[Dataset entries on figures]
┄┄┄┄┄┄

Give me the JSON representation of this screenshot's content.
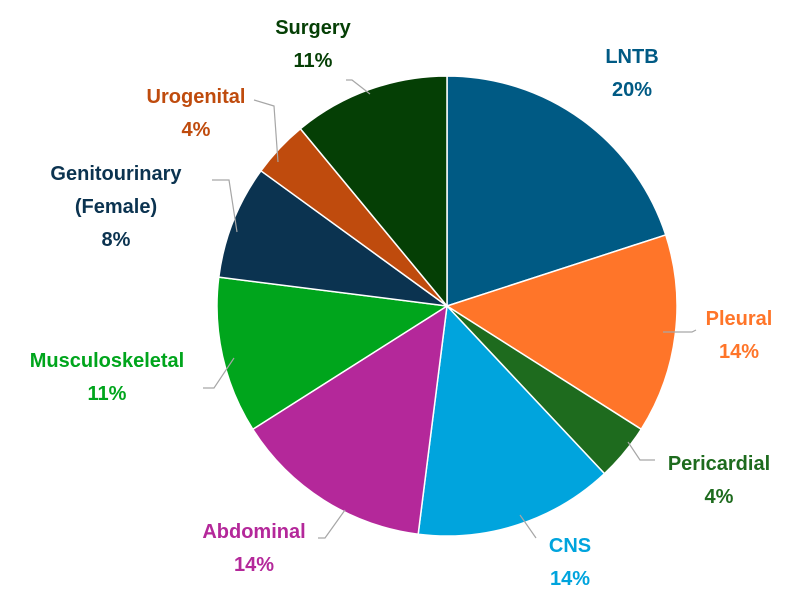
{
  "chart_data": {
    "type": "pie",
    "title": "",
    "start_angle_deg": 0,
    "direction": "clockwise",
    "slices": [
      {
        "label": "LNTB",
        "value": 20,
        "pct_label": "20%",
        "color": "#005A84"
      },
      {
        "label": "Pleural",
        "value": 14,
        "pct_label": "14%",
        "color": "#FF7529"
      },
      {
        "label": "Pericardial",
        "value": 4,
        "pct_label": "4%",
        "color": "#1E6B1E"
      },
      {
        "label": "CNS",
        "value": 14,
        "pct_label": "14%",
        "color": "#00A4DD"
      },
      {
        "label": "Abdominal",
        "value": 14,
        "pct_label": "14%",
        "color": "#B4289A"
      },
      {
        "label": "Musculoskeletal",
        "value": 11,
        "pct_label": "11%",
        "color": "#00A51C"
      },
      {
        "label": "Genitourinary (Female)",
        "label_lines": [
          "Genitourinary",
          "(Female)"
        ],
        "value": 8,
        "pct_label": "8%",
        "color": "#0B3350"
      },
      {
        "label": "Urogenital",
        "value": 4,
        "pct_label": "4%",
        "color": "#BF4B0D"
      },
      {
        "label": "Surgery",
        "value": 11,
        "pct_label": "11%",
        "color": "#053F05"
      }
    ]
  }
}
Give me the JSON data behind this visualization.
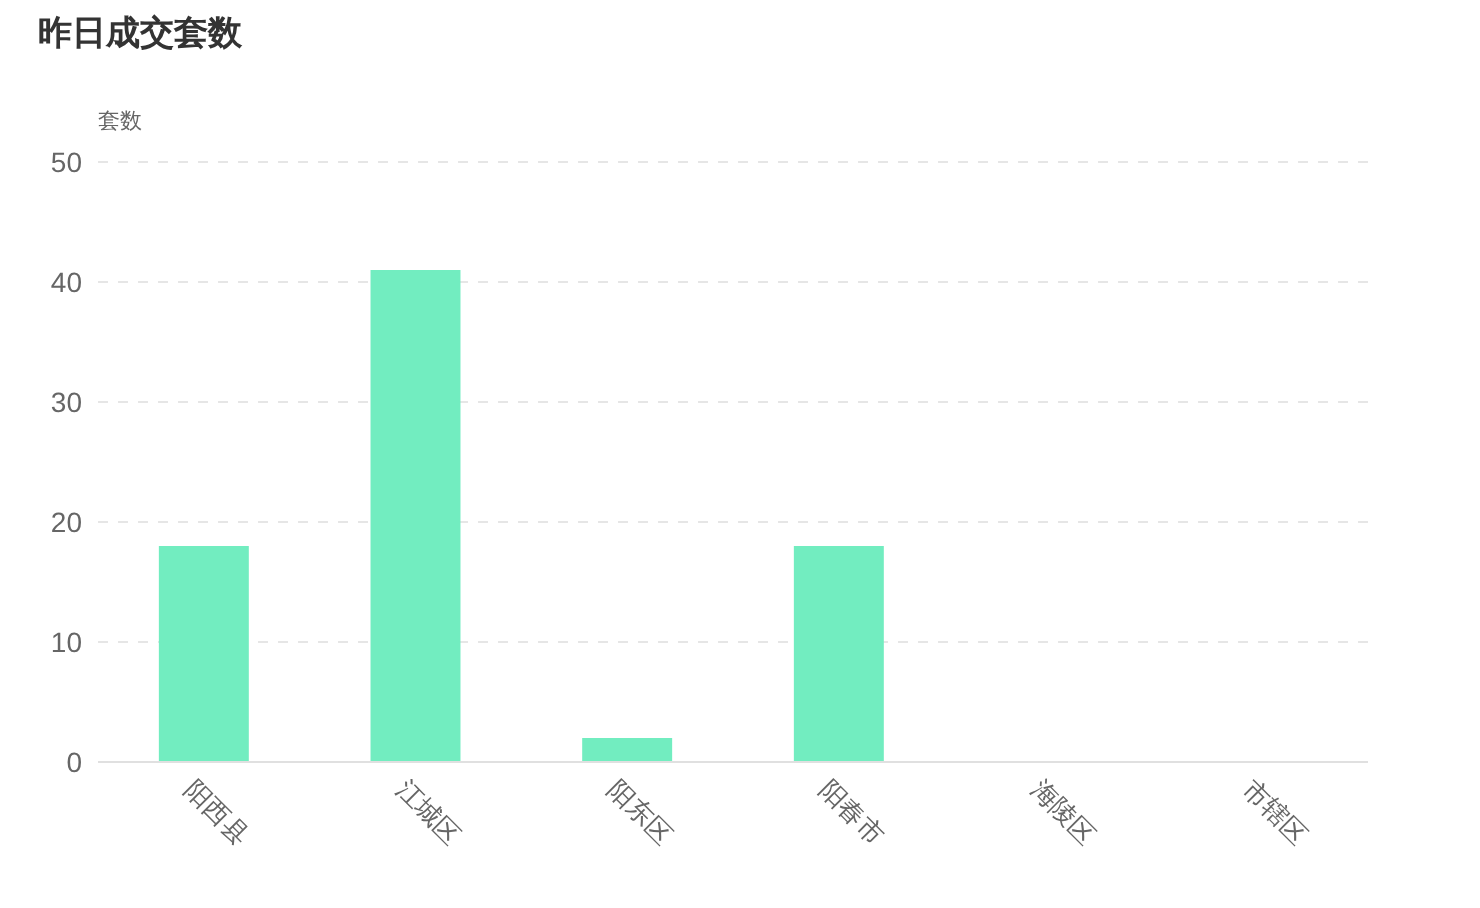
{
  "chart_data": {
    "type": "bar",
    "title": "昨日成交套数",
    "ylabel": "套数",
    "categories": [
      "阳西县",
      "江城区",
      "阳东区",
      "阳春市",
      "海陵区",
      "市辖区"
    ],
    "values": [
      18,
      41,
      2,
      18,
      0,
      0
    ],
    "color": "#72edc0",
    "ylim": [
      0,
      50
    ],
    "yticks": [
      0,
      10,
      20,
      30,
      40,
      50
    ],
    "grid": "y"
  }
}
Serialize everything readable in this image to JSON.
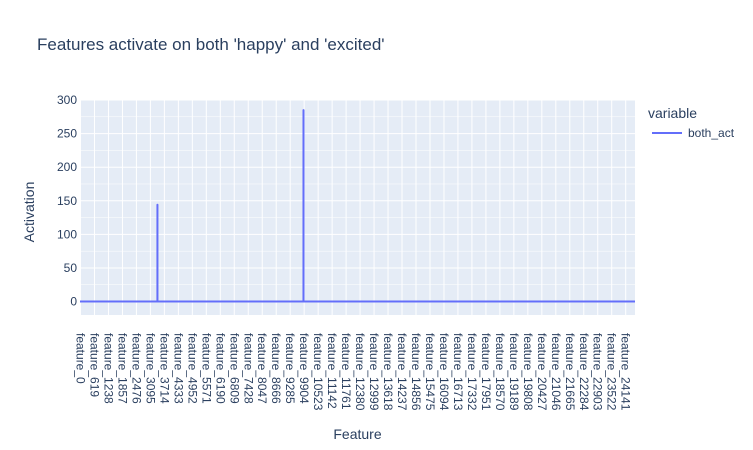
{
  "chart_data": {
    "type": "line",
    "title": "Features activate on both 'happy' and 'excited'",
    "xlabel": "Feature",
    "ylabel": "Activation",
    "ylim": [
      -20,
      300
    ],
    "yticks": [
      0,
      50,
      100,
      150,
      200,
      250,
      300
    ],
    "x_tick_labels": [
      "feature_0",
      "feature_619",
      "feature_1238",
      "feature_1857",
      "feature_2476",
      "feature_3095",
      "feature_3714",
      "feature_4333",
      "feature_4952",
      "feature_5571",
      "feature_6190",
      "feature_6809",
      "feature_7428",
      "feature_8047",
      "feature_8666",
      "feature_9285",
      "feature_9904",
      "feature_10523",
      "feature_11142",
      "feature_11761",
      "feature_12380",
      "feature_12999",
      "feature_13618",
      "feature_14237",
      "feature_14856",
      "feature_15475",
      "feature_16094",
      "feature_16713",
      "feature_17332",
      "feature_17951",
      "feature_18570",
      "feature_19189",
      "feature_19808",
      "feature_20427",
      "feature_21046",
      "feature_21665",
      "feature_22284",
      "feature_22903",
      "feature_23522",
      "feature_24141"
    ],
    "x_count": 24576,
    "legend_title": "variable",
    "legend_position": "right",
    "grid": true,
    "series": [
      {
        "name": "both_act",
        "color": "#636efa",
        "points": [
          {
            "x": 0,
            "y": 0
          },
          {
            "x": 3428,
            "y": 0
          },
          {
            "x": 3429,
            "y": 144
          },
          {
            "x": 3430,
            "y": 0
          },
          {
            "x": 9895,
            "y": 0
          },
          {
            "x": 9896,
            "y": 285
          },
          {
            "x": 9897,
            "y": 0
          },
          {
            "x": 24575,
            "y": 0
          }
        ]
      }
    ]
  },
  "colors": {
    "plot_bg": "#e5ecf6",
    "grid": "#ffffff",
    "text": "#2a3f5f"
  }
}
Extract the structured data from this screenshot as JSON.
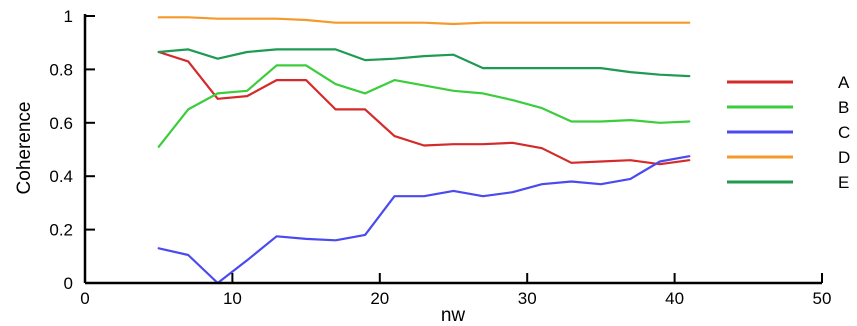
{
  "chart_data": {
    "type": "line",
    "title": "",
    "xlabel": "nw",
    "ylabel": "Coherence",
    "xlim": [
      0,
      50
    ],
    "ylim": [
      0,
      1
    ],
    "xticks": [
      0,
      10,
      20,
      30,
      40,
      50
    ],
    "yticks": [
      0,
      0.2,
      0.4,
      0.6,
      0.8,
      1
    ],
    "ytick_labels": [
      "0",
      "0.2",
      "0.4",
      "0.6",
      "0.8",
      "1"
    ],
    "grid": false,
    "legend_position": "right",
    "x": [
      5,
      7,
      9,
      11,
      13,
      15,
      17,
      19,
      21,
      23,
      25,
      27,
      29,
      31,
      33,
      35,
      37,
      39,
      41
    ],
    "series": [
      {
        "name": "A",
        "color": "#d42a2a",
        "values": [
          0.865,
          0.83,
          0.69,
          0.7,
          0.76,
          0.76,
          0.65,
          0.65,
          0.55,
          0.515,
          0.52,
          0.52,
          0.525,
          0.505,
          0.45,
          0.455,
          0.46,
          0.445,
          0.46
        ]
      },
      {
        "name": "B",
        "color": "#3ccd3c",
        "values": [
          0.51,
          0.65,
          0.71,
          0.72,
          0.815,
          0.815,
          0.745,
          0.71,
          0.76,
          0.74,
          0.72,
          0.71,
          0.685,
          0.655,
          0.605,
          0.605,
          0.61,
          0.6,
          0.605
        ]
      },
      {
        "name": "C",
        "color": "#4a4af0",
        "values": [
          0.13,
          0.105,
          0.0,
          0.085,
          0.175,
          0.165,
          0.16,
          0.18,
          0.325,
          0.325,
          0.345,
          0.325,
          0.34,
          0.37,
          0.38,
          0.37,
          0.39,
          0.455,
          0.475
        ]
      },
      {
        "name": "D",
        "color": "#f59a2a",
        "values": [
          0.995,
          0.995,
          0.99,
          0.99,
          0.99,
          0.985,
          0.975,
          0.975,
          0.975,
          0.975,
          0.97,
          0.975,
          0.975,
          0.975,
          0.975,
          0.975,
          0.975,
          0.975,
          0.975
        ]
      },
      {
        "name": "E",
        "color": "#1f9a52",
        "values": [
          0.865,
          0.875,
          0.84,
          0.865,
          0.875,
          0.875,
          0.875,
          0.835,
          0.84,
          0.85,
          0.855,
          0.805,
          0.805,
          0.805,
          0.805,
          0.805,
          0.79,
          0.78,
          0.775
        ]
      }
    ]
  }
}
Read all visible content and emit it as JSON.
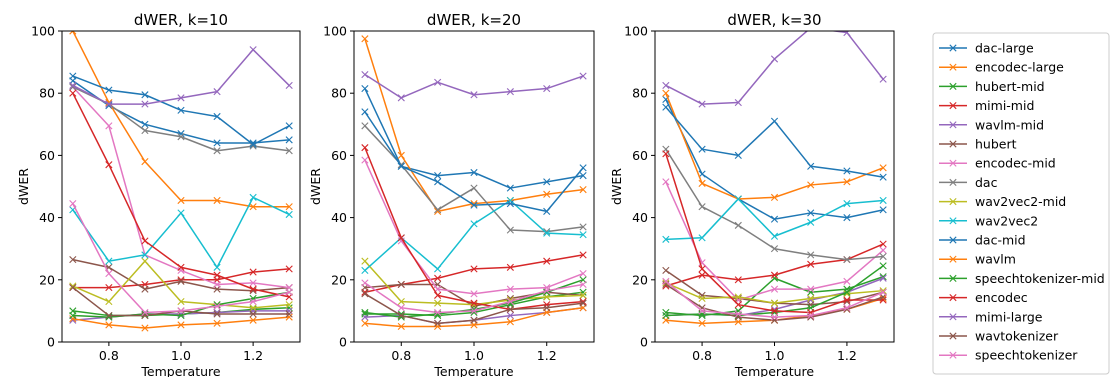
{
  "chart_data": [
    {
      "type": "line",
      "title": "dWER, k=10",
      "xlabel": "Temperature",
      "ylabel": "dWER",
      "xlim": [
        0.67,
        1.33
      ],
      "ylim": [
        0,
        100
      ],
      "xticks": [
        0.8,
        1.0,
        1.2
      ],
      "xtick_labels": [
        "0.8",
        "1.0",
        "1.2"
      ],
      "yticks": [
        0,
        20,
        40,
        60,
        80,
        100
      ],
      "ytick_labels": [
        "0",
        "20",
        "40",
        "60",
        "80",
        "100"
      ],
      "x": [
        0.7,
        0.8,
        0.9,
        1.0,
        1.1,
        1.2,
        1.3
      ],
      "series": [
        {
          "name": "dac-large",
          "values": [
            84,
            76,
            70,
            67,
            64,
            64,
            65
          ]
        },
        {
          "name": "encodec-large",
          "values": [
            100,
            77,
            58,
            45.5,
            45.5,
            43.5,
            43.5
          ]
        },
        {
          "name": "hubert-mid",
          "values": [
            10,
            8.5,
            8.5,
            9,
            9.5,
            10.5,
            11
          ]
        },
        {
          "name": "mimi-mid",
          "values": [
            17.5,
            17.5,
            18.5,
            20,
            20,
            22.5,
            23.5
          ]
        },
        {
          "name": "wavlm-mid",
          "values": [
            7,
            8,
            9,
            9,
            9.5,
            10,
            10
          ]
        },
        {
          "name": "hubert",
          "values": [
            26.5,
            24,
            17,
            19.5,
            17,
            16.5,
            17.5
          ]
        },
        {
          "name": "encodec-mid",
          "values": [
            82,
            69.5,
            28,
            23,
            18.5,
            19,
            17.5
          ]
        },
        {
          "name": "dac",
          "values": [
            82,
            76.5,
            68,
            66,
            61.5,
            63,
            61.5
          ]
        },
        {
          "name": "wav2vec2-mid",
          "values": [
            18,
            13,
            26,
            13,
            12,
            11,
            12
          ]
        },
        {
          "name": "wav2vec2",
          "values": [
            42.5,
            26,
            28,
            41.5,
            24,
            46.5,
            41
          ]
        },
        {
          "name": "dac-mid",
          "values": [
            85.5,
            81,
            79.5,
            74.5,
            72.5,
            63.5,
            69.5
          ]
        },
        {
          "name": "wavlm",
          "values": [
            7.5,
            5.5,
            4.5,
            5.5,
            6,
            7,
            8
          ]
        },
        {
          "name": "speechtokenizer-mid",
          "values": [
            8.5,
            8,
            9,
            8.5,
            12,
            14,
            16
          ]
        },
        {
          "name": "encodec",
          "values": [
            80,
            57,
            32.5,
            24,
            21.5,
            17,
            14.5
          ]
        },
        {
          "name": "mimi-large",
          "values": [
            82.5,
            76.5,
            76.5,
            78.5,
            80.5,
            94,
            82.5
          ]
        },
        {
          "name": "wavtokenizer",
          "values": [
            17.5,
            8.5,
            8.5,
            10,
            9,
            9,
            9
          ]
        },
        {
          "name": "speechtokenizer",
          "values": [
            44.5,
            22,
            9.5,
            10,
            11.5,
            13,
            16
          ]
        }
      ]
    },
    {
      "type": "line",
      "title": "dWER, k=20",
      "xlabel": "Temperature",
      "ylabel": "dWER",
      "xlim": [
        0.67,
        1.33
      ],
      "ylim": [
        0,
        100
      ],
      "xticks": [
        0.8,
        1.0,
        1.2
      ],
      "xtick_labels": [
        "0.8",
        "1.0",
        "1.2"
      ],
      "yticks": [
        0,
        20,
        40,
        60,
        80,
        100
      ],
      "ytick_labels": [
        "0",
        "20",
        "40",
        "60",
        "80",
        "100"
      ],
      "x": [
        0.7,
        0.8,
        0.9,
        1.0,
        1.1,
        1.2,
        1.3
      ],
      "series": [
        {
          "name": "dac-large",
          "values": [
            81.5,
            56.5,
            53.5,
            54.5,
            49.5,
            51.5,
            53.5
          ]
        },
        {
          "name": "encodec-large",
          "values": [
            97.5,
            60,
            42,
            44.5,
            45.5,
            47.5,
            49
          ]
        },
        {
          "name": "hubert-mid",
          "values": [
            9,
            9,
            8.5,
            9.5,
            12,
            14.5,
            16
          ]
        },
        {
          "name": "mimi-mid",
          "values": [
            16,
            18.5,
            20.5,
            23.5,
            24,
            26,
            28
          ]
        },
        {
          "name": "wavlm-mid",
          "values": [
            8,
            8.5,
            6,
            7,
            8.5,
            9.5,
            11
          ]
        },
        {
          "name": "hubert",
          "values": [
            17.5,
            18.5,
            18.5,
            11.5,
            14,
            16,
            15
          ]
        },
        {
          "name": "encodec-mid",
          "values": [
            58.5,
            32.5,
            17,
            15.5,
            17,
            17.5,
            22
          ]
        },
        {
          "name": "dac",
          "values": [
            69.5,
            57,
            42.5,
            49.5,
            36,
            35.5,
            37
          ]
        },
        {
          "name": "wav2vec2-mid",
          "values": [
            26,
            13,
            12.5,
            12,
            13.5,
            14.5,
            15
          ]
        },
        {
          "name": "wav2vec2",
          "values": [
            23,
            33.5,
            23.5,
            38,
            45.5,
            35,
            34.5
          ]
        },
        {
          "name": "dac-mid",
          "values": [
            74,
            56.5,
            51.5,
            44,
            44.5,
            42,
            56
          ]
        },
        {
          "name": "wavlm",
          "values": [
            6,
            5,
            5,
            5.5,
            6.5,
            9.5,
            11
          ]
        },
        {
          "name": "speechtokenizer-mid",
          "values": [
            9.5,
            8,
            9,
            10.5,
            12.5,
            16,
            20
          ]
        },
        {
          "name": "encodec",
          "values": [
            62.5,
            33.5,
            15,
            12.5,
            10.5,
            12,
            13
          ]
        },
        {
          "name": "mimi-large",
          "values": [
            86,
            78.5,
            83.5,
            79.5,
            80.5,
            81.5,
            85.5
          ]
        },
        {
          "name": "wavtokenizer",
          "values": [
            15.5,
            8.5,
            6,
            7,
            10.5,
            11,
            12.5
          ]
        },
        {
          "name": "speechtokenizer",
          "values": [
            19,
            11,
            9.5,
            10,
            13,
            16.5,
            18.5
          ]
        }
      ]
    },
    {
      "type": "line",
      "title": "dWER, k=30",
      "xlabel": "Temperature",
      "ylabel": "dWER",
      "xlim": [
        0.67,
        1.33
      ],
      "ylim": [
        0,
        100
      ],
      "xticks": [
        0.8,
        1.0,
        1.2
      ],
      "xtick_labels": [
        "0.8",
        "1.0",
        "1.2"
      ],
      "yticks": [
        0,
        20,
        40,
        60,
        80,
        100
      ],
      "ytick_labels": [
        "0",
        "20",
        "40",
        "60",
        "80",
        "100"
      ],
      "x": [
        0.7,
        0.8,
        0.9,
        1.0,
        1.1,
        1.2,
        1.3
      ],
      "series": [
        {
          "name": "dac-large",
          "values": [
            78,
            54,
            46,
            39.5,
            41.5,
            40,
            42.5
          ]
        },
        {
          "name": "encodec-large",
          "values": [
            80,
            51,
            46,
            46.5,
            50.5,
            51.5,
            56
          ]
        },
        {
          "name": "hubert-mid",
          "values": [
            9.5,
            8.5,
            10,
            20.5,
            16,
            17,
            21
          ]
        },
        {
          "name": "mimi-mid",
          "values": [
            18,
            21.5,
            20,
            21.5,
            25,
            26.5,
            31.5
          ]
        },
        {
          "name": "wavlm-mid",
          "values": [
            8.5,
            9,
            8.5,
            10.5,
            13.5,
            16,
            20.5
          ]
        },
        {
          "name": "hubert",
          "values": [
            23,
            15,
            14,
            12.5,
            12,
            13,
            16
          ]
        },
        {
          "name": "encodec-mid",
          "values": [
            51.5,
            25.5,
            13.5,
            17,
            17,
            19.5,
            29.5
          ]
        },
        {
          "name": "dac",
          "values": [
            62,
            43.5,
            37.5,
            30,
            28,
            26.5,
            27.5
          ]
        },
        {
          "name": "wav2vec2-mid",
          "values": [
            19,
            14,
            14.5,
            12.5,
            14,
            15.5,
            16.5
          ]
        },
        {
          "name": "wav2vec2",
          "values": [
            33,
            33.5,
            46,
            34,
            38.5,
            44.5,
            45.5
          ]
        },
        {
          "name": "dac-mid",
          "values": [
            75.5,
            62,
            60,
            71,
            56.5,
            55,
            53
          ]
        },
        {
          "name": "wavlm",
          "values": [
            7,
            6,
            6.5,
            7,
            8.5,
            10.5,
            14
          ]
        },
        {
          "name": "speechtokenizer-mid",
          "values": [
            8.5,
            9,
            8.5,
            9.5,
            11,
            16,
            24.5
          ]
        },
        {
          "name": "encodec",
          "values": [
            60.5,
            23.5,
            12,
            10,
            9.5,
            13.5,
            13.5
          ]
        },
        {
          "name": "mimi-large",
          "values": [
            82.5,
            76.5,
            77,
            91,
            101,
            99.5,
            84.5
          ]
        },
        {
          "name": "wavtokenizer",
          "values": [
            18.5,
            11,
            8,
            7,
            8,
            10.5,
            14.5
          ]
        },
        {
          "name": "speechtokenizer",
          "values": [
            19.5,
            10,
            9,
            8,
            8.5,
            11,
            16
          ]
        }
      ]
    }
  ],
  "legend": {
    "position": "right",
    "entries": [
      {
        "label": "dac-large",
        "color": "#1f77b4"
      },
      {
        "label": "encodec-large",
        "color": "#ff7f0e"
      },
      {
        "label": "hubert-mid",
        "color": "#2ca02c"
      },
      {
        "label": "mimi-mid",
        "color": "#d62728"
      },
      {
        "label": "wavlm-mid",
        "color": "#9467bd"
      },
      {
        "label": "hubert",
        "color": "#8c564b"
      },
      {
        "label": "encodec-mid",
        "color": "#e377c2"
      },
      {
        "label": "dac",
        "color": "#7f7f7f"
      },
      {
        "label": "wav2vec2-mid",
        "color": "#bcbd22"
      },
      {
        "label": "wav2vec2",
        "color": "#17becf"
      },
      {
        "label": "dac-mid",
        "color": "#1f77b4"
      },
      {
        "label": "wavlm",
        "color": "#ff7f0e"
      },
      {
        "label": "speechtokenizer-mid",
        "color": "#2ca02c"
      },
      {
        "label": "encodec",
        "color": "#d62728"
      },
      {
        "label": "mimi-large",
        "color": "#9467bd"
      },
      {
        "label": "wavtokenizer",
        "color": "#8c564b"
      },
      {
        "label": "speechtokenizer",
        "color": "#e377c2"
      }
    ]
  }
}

┄┄┄┄┄┄

_GIVEN REQUEST_
Extract each line from the entries above that contains the string "screenshot".

_FULL OUTPUT_
Give me the JSON representation of this screenshot's content.
Extract the structured data from this screenshot as JSON.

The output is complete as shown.